— start —
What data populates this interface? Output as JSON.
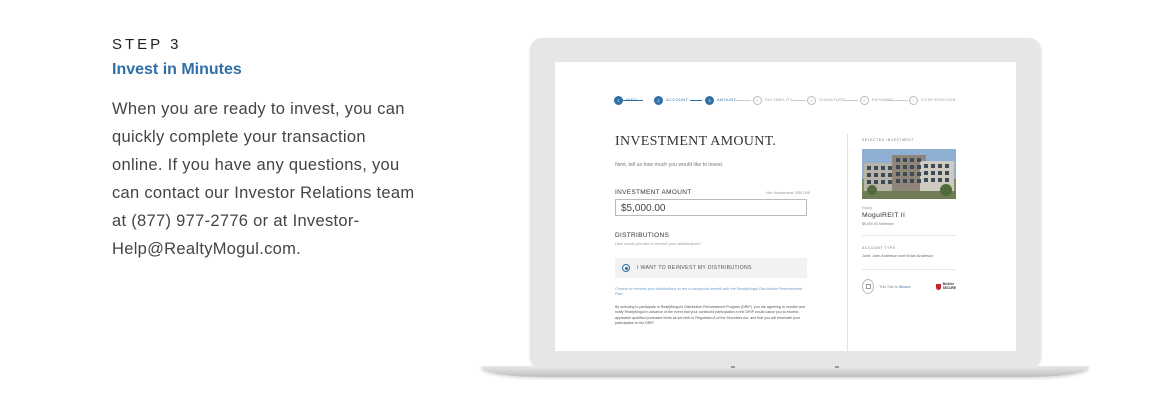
{
  "left": {
    "step": "STEP 3",
    "subtitle": "Invest in Minutes",
    "body": "When you are ready to invest, you can\nquickly complete your transaction\nonline. If you have any questions, you\ncan contact our Investor Relations team\nat (877) 977-2776 or at Investor-\nHelp@RealtyMogul.com."
  },
  "progress": [
    {
      "label": "INFO",
      "num": "1",
      "state": "done"
    },
    {
      "label": "ACCOUNT",
      "num": "2",
      "state": "done"
    },
    {
      "label": "AMOUNT",
      "num": "3",
      "state": "active"
    },
    {
      "label": "SUITABILITY",
      "num": "4",
      "state": "todo"
    },
    {
      "label": "SIGNATURE",
      "num": "5",
      "state": "todo"
    },
    {
      "label": "PAYMENT",
      "num": "6",
      "state": "todo"
    },
    {
      "label": "CONFIRMATION",
      "num": "7",
      "state": "todo"
    }
  ],
  "form": {
    "title": "INVESTMENT AMOUNT.",
    "intro": "Next, tell us how much you would like to invest.",
    "amount_label": "INVESTMENT AMOUNT",
    "amount_min": "Min Investment: $50,000",
    "amount_value": "$5,000.00",
    "dist_label": "DISTRIBUTIONS",
    "dist_help": "How would you like to receive your distributions?",
    "radio_label": "I WANT TO REINVEST MY DISTRIBUTIONS",
    "drip_text": "Choose to reinvest your distributions to are a compound benefit with the RealtyMogul Distribution Reinvestment Plan.",
    "legal_text": "By selecting to participate in RealtyMogul's Distribution Reinvestment Program (DRIP), you are agreeing to monitor and notify RealtyMogul in advance of the event that your continued participation in the DRIP would cause you to exceed applicable qualified purchaser limits as set forth in Regulation A of the Securities Act, and that you will terminate your participation in the DRIP."
  },
  "sidebar": {
    "heading": "SELECTED INVESTMENT",
    "tag": "Equity",
    "name": "MogulREIT II",
    "min": "$5,000.00 Minimum",
    "account_heading": "ACCOUNT TYPE",
    "account_value": "Joint: John Anderson and Vivian Anderson",
    "secure_prefix": "This Site is ",
    "secure_link": "Secure",
    "mcafee_line1": "McAfee",
    "mcafee_line2": "SECURE"
  },
  "colors": {
    "accent": "#2f6fa8",
    "laptop_frame": "#e6e6e6"
  }
}
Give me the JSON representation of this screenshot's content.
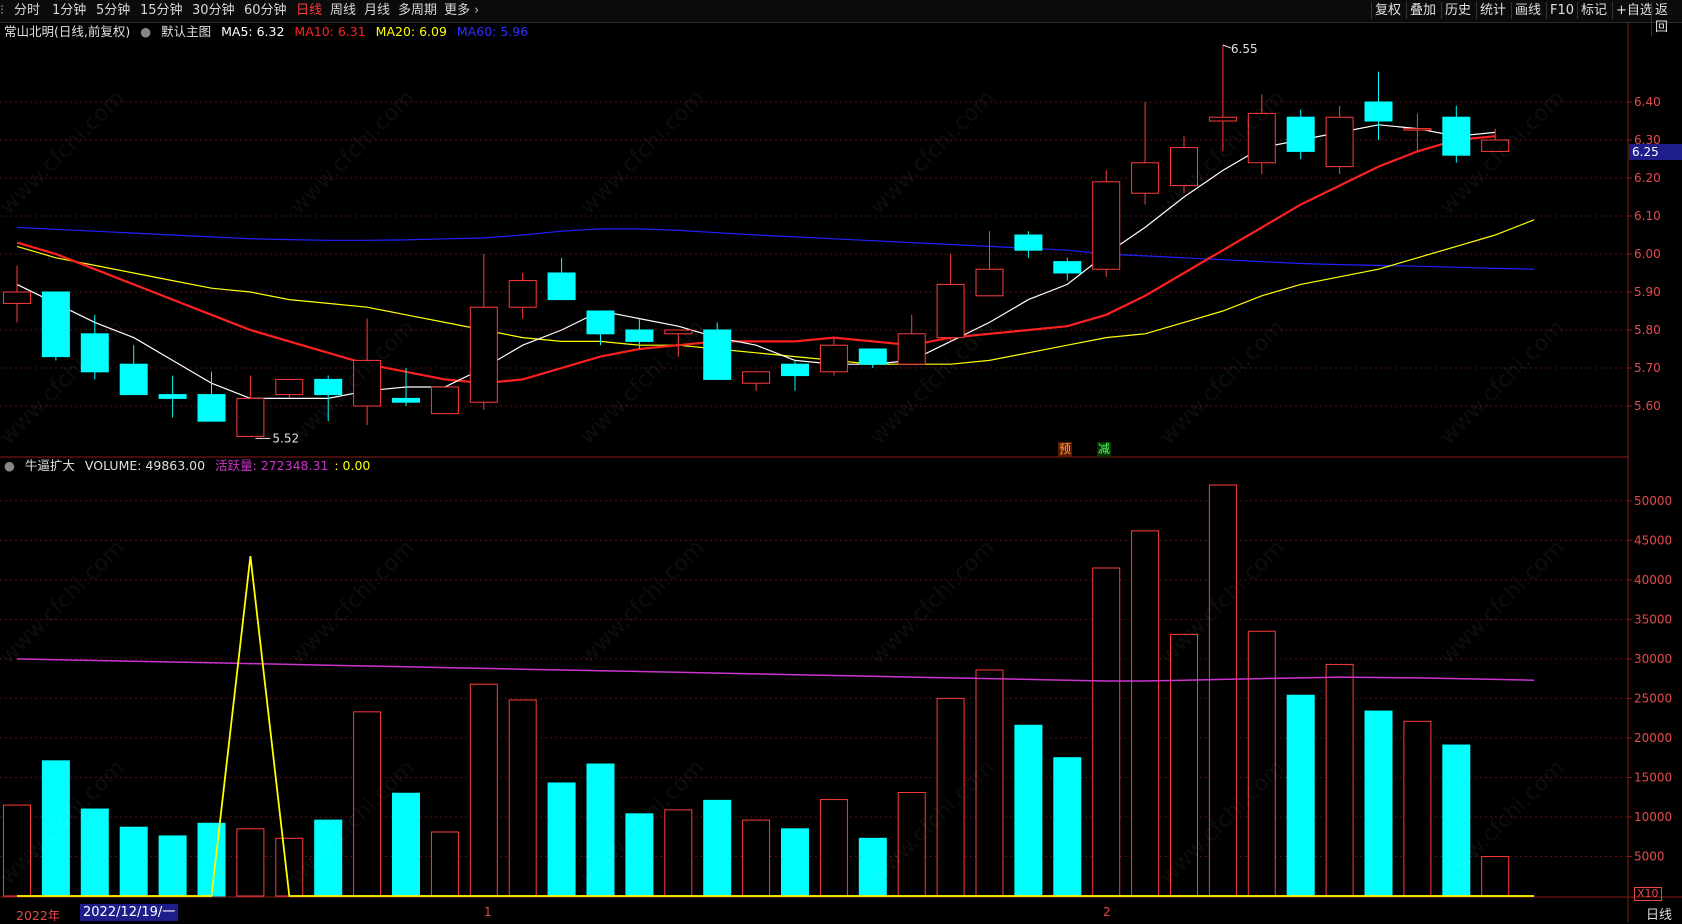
{
  "toolbar": {
    "left_items": [
      {
        "label": "分时",
        "active": false
      },
      {
        "label": "1分钟",
        "active": false
      },
      {
        "label": "5分钟",
        "active": false
      },
      {
        "label": "15分钟",
        "active": false
      },
      {
        "label": "30分钟",
        "active": false
      },
      {
        "label": "60分钟",
        "active": false
      },
      {
        "label": "日线",
        "active": true
      },
      {
        "label": "周线",
        "active": false
      },
      {
        "label": "月线",
        "active": false
      },
      {
        "label": "多周期",
        "active": false
      },
      {
        "label": "更多",
        "active": false
      }
    ],
    "right_items": [
      "复权",
      "叠加",
      "历史",
      "统计",
      "画线",
      "F10",
      "标记",
      "+自选",
      "返回"
    ]
  },
  "price_info": {
    "stock": "常山北明(日线,前复权)",
    "main_chart": "默认主图",
    "ma5": "MA5: 6.32",
    "ma10": "MA10: 6.31",
    "ma20": "MA20: 6.09",
    "ma60": "MA60: 5.96"
  },
  "volume_info": {
    "indicator": "牛逼扩大",
    "volume": "VOLUME: 49863.00",
    "active_label": "活跃量: 272348.31",
    "zero": ": 0.00"
  },
  "price_axis": [
    "6.40",
    "6.30",
    "6.20",
    "6.10",
    "6.00",
    "5.90",
    "5.80",
    "5.70",
    "5.60"
  ],
  "volume_axis": [
    "50000",
    "45000",
    "40000",
    "35000",
    "30000",
    "25000",
    "20000",
    "15000",
    "10000",
    "5000"
  ],
  "current_price": "6.25",
  "annotations": {
    "high": "6.55",
    "low": "5.52",
    "tag1": "预",
    "tag2": "减"
  },
  "bottom": {
    "year": "2022年",
    "date": "2022/12/19/一",
    "month1": "1",
    "month2": "2",
    "period": "日线",
    "x10": "X10"
  },
  "watermark": "www.cfchi.com",
  "colors": {
    "up": "#ff3b3b",
    "down": "#00ffff",
    "ma5": "#ffffff",
    "ma10": "#ff2020",
    "ma20": "#ffff00",
    "ma60": "#2020ff",
    "active_line": "#cc33cc"
  },
  "chart_data": {
    "type": "candlestick",
    "candles": [
      {
        "o": 5.87,
        "h": 5.97,
        "l": 5.82,
        "c": 5.9,
        "v": 11500
      },
      {
        "o": 5.9,
        "h": 5.9,
        "l": 5.72,
        "c": 5.73,
        "v": 17100
      },
      {
        "o": 5.79,
        "h": 5.84,
        "l": 5.67,
        "c": 5.69,
        "v": 11000
      },
      {
        "o": 5.71,
        "h": 5.76,
        "l": 5.63,
        "c": 5.63,
        "v": 8700
      },
      {
        "o": 5.63,
        "h": 5.68,
        "l": 5.57,
        "c": 5.62,
        "v": 7600
      },
      {
        "o": 5.63,
        "h": 5.69,
        "l": 5.56,
        "c": 5.56,
        "v": 9200
      },
      {
        "o": 5.52,
        "h": 5.68,
        "l": 5.52,
        "c": 5.62,
        "v": 8500
      },
      {
        "o": 5.63,
        "h": 5.67,
        "l": 5.62,
        "c": 5.67,
        "v": 7300
      },
      {
        "o": 5.67,
        "h": 5.68,
        "l": 5.56,
        "c": 5.63,
        "v": 9600
      },
      {
        "o": 5.6,
        "h": 5.83,
        "l": 5.55,
        "c": 5.72,
        "v": 23300
      },
      {
        "o": 5.62,
        "h": 5.7,
        "l": 5.6,
        "c": 5.61,
        "v": 13000
      },
      {
        "o": 5.58,
        "h": 5.65,
        "l": 5.58,
        "c": 5.65,
        "v": 8100
      },
      {
        "o": 5.61,
        "h": 6.0,
        "l": 5.59,
        "c": 5.86,
        "v": 26800
      },
      {
        "o": 5.86,
        "h": 5.95,
        "l": 5.83,
        "c": 5.93,
        "v": 24800
      },
      {
        "o": 5.95,
        "h": 5.99,
        "l": 5.88,
        "c": 5.88,
        "v": 14300
      },
      {
        "o": 5.85,
        "h": 5.85,
        "l": 5.76,
        "c": 5.79,
        "v": 16700
      },
      {
        "o": 5.8,
        "h": 5.83,
        "l": 5.75,
        "c": 5.77,
        "v": 10400
      },
      {
        "o": 5.79,
        "h": 5.8,
        "l": 5.73,
        "c": 5.8,
        "v": 10900
      },
      {
        "o": 5.8,
        "h": 5.82,
        "l": 5.67,
        "c": 5.67,
        "v": 12100
      },
      {
        "o": 5.66,
        "h": 5.69,
        "l": 5.64,
        "c": 5.69,
        "v": 9600
      },
      {
        "o": 5.71,
        "h": 5.72,
        "l": 5.64,
        "c": 5.68,
        "v": 8500
      },
      {
        "o": 5.69,
        "h": 5.78,
        "l": 5.68,
        "c": 5.76,
        "v": 12200
      },
      {
        "o": 5.75,
        "h": 5.75,
        "l": 5.7,
        "c": 5.71,
        "v": 7300
      },
      {
        "o": 5.71,
        "h": 5.84,
        "l": 5.71,
        "c": 5.79,
        "v": 13100
      },
      {
        "o": 5.78,
        "h": 6.0,
        "l": 5.77,
        "c": 5.92,
        "v": 25000
      },
      {
        "o": 5.89,
        "h": 6.06,
        "l": 5.89,
        "c": 5.96,
        "v": 28600
      },
      {
        "o": 6.05,
        "h": 6.06,
        "l": 5.99,
        "c": 6.01,
        "v": 21600
      },
      {
        "o": 5.98,
        "h": 5.99,
        "l": 5.93,
        "c": 5.95,
        "v": 17500
      },
      {
        "o": 5.96,
        "h": 6.22,
        "l": 5.94,
        "c": 6.19,
        "v": 41500
      },
      {
        "o": 6.16,
        "h": 6.4,
        "l": 6.13,
        "c": 6.24,
        "v": 46200
      },
      {
        "o": 6.18,
        "h": 6.31,
        "l": 6.16,
        "c": 6.28,
        "v": 33100
      },
      {
        "o": 6.35,
        "h": 6.55,
        "l": 6.27,
        "c": 6.36,
        "v": 52000
      },
      {
        "o": 6.24,
        "h": 6.42,
        "l": 6.21,
        "c": 6.37,
        "v": 33500
      },
      {
        "o": 6.36,
        "h": 6.38,
        "l": 6.25,
        "c": 6.27,
        "v": 25400
      },
      {
        "o": 6.23,
        "h": 6.39,
        "l": 6.21,
        "c": 6.36,
        "v": 29300
      },
      {
        "o": 6.4,
        "h": 6.48,
        "l": 6.3,
        "c": 6.35,
        "v": 23400
      },
      {
        "o": 6.33,
        "h": 6.37,
        "l": 6.27,
        "c": 6.33,
        "v": 22100
      },
      {
        "o": 6.36,
        "h": 6.39,
        "l": 6.24,
        "c": 6.26,
        "v": 19100
      },
      {
        "o": 6.27,
        "h": 6.33,
        "l": 6.27,
        "c": 6.3,
        "v": 4986
      }
    ],
    "ma5": [
      5.92,
      5.87,
      5.82,
      5.78,
      5.72,
      5.66,
      5.62,
      5.62,
      5.62,
      5.64,
      5.65,
      5.65,
      5.7,
      5.76,
      5.8,
      5.85,
      5.83,
      5.81,
      5.78,
      5.76,
      5.72,
      5.71,
      5.71,
      5.72,
      5.77,
      5.82,
      5.88,
      5.92,
      6.0,
      6.07,
      6.15,
      6.22,
      6.28,
      6.3,
      6.32,
      6.34,
      6.33,
      6.31,
      6.32
    ],
    "ma10": [
      6.03,
      6.0,
      5.96,
      5.92,
      5.88,
      5.84,
      5.8,
      5.77,
      5.74,
      5.71,
      5.69,
      5.67,
      5.66,
      5.67,
      5.7,
      5.73,
      5.75,
      5.76,
      5.77,
      5.77,
      5.77,
      5.78,
      5.77,
      5.76,
      5.78,
      5.79,
      5.8,
      5.81,
      5.84,
      5.89,
      5.95,
      6.01,
      6.07,
      6.13,
      6.18,
      6.23,
      6.27,
      6.3,
      6.31
    ],
    "ma20": [
      6.02,
      5.99,
      5.97,
      5.95,
      5.93,
      5.91,
      5.9,
      5.88,
      5.87,
      5.86,
      5.84,
      5.82,
      5.8,
      5.78,
      5.77,
      5.77,
      5.76,
      5.76,
      5.75,
      5.74,
      5.73,
      5.72,
      5.71,
      5.71,
      5.71,
      5.72,
      5.74,
      5.76,
      5.78,
      5.79,
      5.82,
      5.85,
      5.89,
      5.92,
      5.94,
      5.96,
      5.99,
      6.02,
      6.05,
      6.09
    ],
    "ma60": [
      6.07,
      6.065,
      6.06,
      6.055,
      6.05,
      6.045,
      6.04,
      6.038,
      6.036,
      6.036,
      6.037,
      6.04,
      6.042,
      6.05,
      6.06,
      6.066,
      6.066,
      6.062,
      6.056,
      6.05,
      6.045,
      6.04,
      6.035,
      6.03,
      6.025,
      6.02,
      6.015,
      6.01,
      6.0,
      5.995,
      5.99,
      5.985,
      5.98,
      5.975,
      5.972,
      5.97,
      5.968,
      5.965,
      5.962,
      5.96
    ],
    "active_line": [
      30000,
      29900,
      29800,
      29700,
      29600,
      29500,
      29400,
      29300,
      29200,
      29100,
      29000,
      28900,
      28800,
      28700,
      28600,
      28500,
      28400,
      28300,
      28200,
      28100,
      28000,
      27900,
      27800,
      27700,
      27600,
      27500,
      27400,
      27300,
      27200,
      27200,
      27300,
      27400,
      27500,
      27600,
      27700,
      27650,
      27600,
      27500,
      27400,
      27300
    ],
    "signal_line": [
      0,
      0,
      0,
      0,
      0,
      0,
      43000,
      0,
      0,
      0,
      0,
      0,
      0,
      0,
      0,
      0,
      0,
      0,
      0,
      0,
      0,
      0,
      0,
      0,
      0,
      0,
      0,
      0,
      0,
      0,
      0,
      0,
      0,
      0,
      0,
      0,
      0,
      0,
      0,
      0
    ],
    "price_ylim": [
      5.5,
      6.5
    ],
    "volume_ylim": [
      0,
      55000
    ]
  }
}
— end —
# [Requirements]
Return each line with "like".

# [Result below]
    "intro": "Next, tell us how much you would like to invest.",
    "dist_help": "How would you like to receive your distributions?",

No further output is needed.